[Begin]
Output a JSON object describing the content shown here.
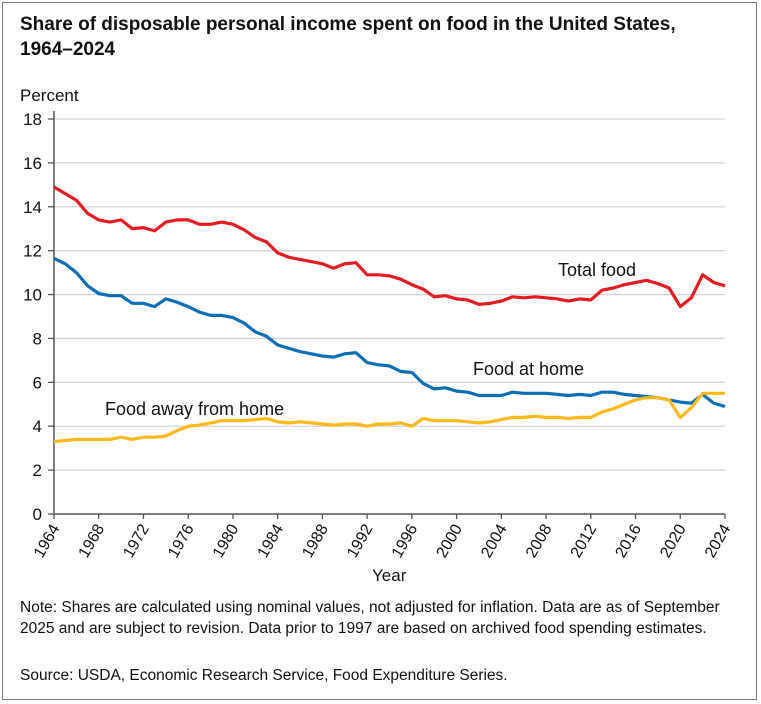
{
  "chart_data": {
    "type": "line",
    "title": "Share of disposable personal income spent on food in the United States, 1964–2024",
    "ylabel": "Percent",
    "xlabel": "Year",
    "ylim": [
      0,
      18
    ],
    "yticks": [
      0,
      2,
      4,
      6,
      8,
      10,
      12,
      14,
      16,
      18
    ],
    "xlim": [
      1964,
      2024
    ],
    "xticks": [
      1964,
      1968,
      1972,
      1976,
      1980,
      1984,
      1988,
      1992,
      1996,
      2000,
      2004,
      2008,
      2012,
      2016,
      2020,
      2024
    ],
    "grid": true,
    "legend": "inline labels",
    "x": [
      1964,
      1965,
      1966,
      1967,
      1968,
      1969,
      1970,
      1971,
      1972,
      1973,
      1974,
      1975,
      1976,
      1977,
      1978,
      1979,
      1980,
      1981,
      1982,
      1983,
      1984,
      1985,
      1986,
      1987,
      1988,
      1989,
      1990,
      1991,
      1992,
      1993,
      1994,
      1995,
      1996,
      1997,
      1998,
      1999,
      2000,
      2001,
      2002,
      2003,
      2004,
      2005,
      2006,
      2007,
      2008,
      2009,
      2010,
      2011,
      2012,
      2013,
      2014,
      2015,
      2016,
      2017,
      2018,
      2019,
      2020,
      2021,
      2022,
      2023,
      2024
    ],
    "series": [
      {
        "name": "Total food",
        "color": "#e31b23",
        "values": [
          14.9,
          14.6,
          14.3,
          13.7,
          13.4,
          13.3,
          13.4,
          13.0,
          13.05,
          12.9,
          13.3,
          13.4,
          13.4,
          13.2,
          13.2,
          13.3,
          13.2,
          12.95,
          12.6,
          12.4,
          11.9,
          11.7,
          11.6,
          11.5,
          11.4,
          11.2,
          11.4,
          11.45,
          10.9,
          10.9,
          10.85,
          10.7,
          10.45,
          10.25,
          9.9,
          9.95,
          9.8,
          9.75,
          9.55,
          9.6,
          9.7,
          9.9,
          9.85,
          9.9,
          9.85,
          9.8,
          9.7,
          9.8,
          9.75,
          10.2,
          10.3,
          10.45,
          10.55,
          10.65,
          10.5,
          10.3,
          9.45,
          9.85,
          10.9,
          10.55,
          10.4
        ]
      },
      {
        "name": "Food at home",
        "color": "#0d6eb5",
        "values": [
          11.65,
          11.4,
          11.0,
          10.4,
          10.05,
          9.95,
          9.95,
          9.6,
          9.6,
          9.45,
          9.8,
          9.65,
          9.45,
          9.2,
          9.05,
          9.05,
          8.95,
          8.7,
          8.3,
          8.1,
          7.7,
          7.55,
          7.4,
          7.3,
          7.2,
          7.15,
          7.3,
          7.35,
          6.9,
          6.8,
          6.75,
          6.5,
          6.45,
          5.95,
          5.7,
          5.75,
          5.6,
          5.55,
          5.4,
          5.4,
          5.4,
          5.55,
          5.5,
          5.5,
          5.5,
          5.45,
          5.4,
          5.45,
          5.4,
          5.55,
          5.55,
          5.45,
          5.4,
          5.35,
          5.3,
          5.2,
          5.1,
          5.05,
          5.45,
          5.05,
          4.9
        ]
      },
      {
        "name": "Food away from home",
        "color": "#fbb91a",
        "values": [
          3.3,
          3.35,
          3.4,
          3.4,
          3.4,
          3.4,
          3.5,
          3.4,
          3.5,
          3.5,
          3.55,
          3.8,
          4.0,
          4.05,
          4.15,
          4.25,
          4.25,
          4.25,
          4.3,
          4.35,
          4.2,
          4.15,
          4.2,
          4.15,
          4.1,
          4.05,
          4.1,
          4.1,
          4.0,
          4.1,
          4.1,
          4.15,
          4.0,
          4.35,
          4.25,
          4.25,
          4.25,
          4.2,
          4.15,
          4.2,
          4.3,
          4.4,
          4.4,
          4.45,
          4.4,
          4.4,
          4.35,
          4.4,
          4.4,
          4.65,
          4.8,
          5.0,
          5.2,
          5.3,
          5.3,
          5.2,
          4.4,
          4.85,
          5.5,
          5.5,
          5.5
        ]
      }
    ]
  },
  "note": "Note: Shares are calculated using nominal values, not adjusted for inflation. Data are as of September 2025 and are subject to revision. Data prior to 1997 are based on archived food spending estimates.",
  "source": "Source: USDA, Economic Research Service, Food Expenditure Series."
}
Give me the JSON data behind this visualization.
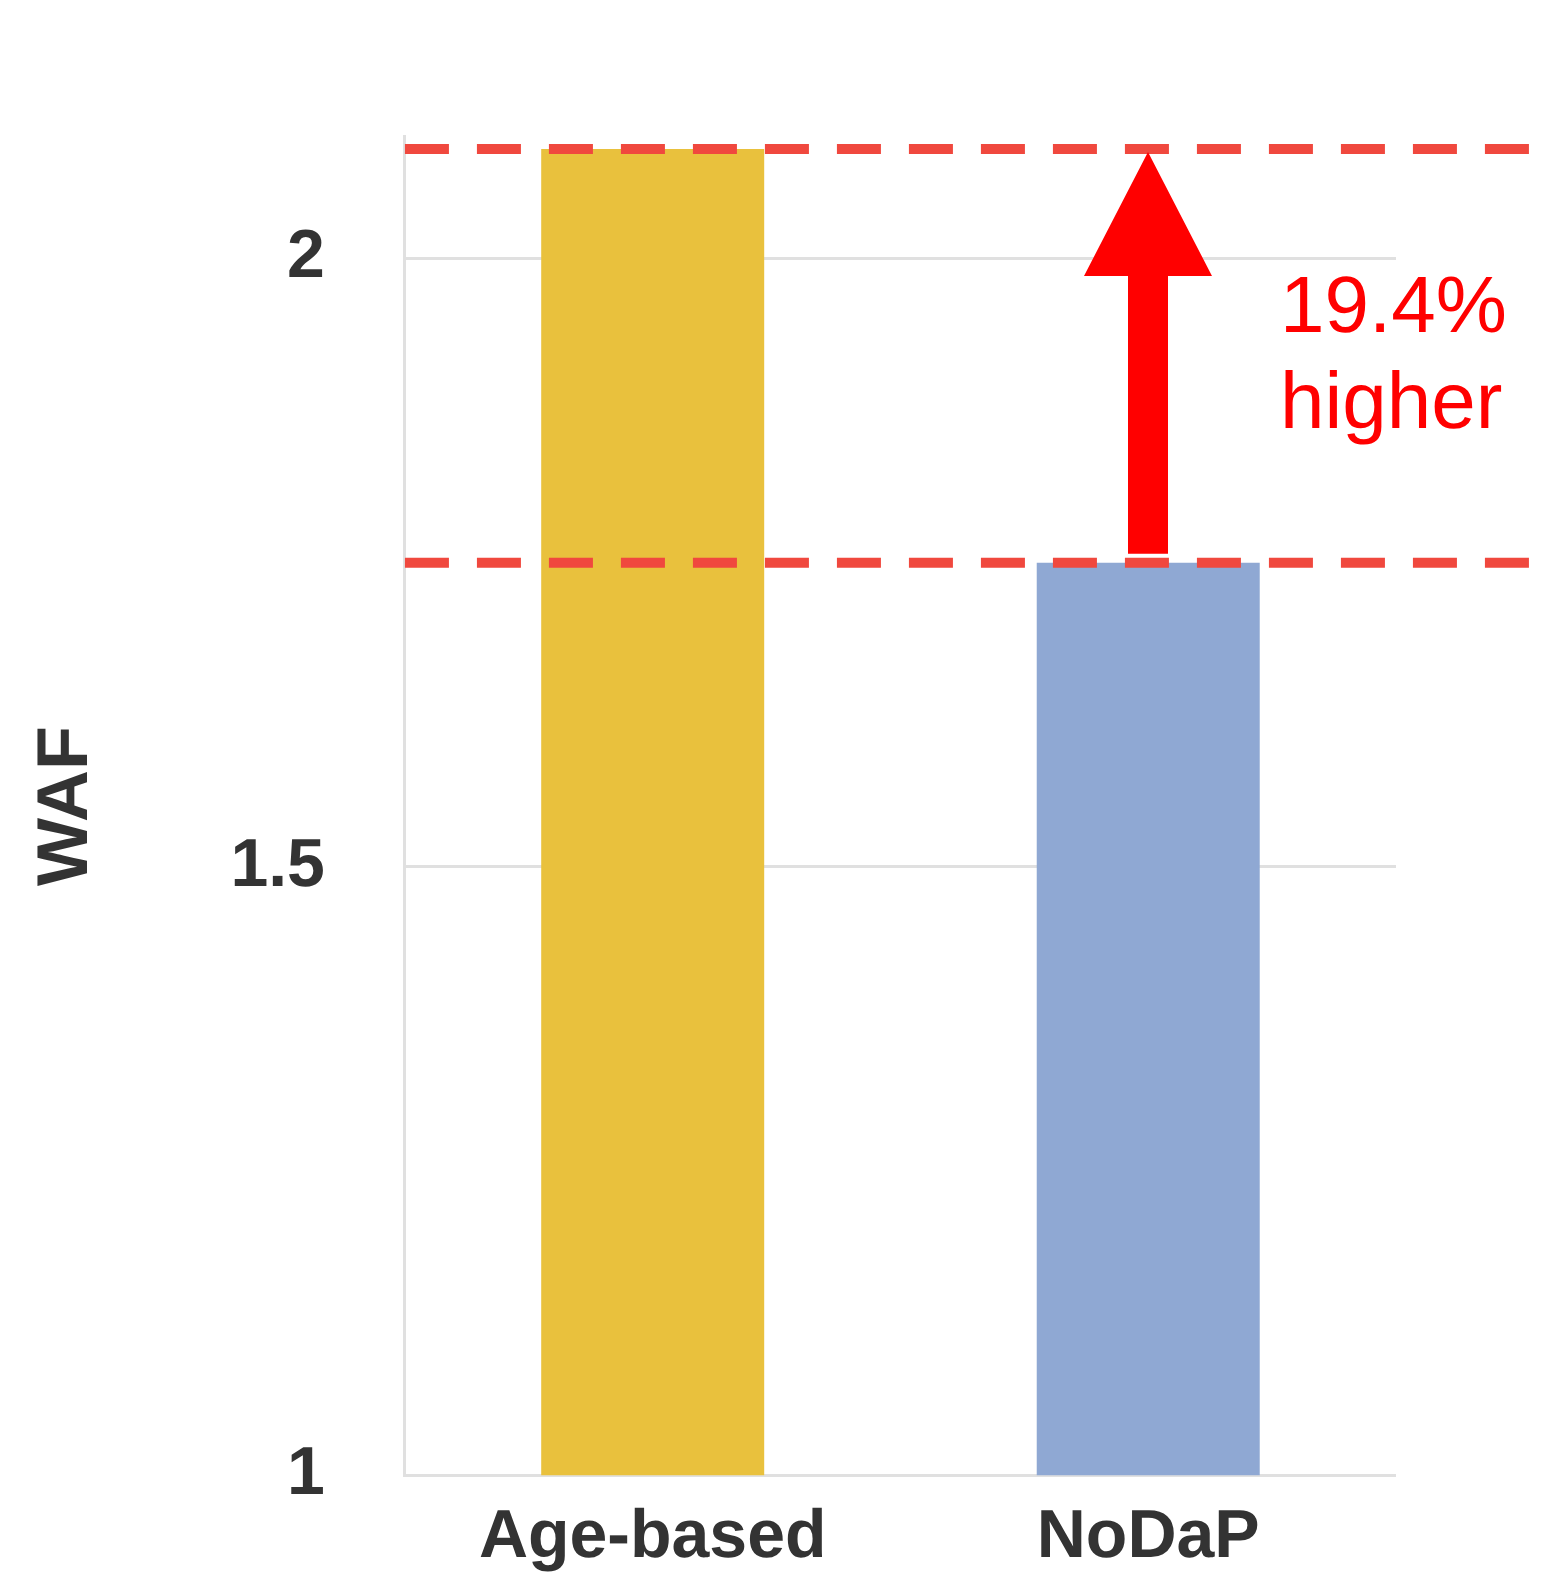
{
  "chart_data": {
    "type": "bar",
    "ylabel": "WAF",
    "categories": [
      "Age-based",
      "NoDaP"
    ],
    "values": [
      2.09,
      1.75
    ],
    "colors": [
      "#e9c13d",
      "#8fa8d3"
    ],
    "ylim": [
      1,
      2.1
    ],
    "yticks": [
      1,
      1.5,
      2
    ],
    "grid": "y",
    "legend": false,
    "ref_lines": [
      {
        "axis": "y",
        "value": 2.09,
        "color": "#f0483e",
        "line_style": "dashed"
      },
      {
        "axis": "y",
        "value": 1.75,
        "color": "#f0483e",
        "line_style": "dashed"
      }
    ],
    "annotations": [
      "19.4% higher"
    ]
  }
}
[End]
● **Directive**: Copy every record above exactly, leaving out any pictures.

● **In response**:
Output a JSON object describing the content shown here.
{
  "chart_data": {
    "type": "line",
    "title": "Share of disposable personal income spent on food in the United States, 1964–2024",
    "ylabel": "Percent",
    "xlabel": "Year",
    "ylim": [
      0,
      18
    ],
    "yticks": [
      0,
      2,
      4,
      6,
      8,
      10,
      12,
      14,
      16,
      18
    ],
    "xlim": [
      1964,
      2024
    ],
    "xticks": [
      1964,
      1968,
      1972,
      1976,
      1980,
      1984,
      1988,
      1992,
      1996,
      2000,
      2004,
      2008,
      2012,
      2016,
      2020,
      2024
    ],
    "grid": true,
    "legend": "inline labels",
    "x": [
      1964,
      1965,
      1966,
      1967,
      1968,
      1969,
      1970,
      1971,
      1972,
      1973,
      1974,
      1975,
      1976,
      1977,
      1978,
      1979,
      1980,
      1981,
      1982,
      1983,
      1984,
      1985,
      1986,
      1987,
      1988,
      1989,
      1990,
      1991,
      1992,
      1993,
      1994,
      1995,
      1996,
      1997,
      1998,
      1999,
      2000,
      2001,
      2002,
      2003,
      2004,
      2005,
      2006,
      2007,
      2008,
      2009,
      2010,
      2011,
      2012,
      2013,
      2014,
      2015,
      2016,
      2017,
      2018,
      2019,
      2020,
      2021,
      2022,
      2023,
      2024
    ],
    "series": [
      {
        "name": "Total food",
        "color": "#e31b23",
        "values": [
          14.9,
          14.6,
          14.3,
          13.7,
          13.4,
          13.3,
          13.4,
          13.0,
          13.05,
          12.9,
          13.3,
          13.4,
          13.4,
          13.2,
          13.2,
          13.3,
          13.2,
          12.95,
          12.6,
          12.4,
          11.9,
          11.7,
          11.6,
          11.5,
          11.4,
          11.2,
          11.4,
          11.45,
          10.9,
          10.9,
          10.85,
          10.7,
          10.45,
          10.25,
          9.9,
          9.95,
          9.8,
          9.75,
          9.55,
          9.6,
          9.7,
          9.9,
          9.85,
          9.9,
          9.85,
          9.8,
          9.7,
          9.8,
          9.75,
          10.2,
          10.3,
          10.45,
          10.55,
          10.65,
          10.5,
          10.3,
          9.45,
          9.85,
          10.9,
          10.55,
          10.4
        ]
      },
      {
        "name": "Food at home",
        "color": "#0d6eb5",
        "values": [
          11.65,
          11.4,
          11.0,
          10.4,
          10.05,
          9.95,
          9.95,
          9.6,
          9.6,
          9.45,
          9.8,
          9.65,
          9.45,
          9.2,
          9.05,
          9.05,
          8.95,
          8.7,
          8.3,
          8.1,
          7.7,
          7.55,
          7.4,
          7.3,
          7.2,
          7.15,
          7.3,
          7.35,
          6.9,
          6.8,
          6.75,
          6.5,
          6.45,
          5.95,
          5.7,
          5.75,
          5.6,
          5.55,
          5.4,
          5.4,
          5.4,
          5.55,
          5.5,
          5.5,
          5.5,
          5.45,
          5.4,
          5.45,
          5.4,
          5.55,
          5.55,
          5.45,
          5.4,
          5.35,
          5.3,
          5.2,
          5.1,
          5.05,
          5.45,
          5.05,
          4.9
        ]
      },
      {
        "name": "Food away from home",
        "color": "#fbb91a",
        "values": [
          3.3,
          3.35,
          3.4,
          3.4,
          3.4,
          3.4,
          3.5,
          3.4,
          3.5,
          3.5,
          3.55,
          3.8,
          4.0,
          4.05,
          4.15,
          4.25,
          4.25,
          4.25,
          4.3,
          4.35,
          4.2,
          4.15,
          4.2,
          4.15,
          4.1,
          4.05,
          4.1,
          4.1,
          4.0,
          4.1,
          4.1,
          4.15,
          4.0,
          4.35,
          4.25,
          4.25,
          4.25,
          4.2,
          4.15,
          4.2,
          4.3,
          4.4,
          4.4,
          4.45,
          4.4,
          4.4,
          4.35,
          4.4,
          4.4,
          4.65,
          4.8,
          5.0,
          5.2,
          5.3,
          5.3,
          5.2,
          4.4,
          4.85,
          5.5,
          5.5,
          5.5
        ]
      }
    ]
  },
  "note": "Note: Shares are calculated using nominal values, not adjusted for inflation. Data are as of September 2025 and are subject to revision. Data prior to 1997 are based on archived food spending estimates.",
  "source": "Source: USDA, Economic Research Service, Food Expenditure Series."
}
Give me the JSON data behind this visualization.
{
  "chart_data": {
    "type": "bar",
    "ylabel": "WAF",
    "categories": [
      "Age-based",
      "NoDaP"
    ],
    "values": [
      2.09,
      1.75
    ],
    "colors": [
      "#e9c13d",
      "#8fa8d3"
    ],
    "ylim": [
      1,
      2.1
    ],
    "yticks": [
      1,
      1.5,
      2
    ],
    "grid": "y",
    "legend": false,
    "ref_lines": [
      {
        "axis": "y",
        "value": 2.09,
        "color": "#f0483e",
        "line_style": "dashed"
      },
      {
        "axis": "y",
        "value": 1.75,
        "color": "#f0483e",
        "line_style": "dashed"
      }
    ],
    "annotations": [
      "19.4% higher"
    ]
  }
}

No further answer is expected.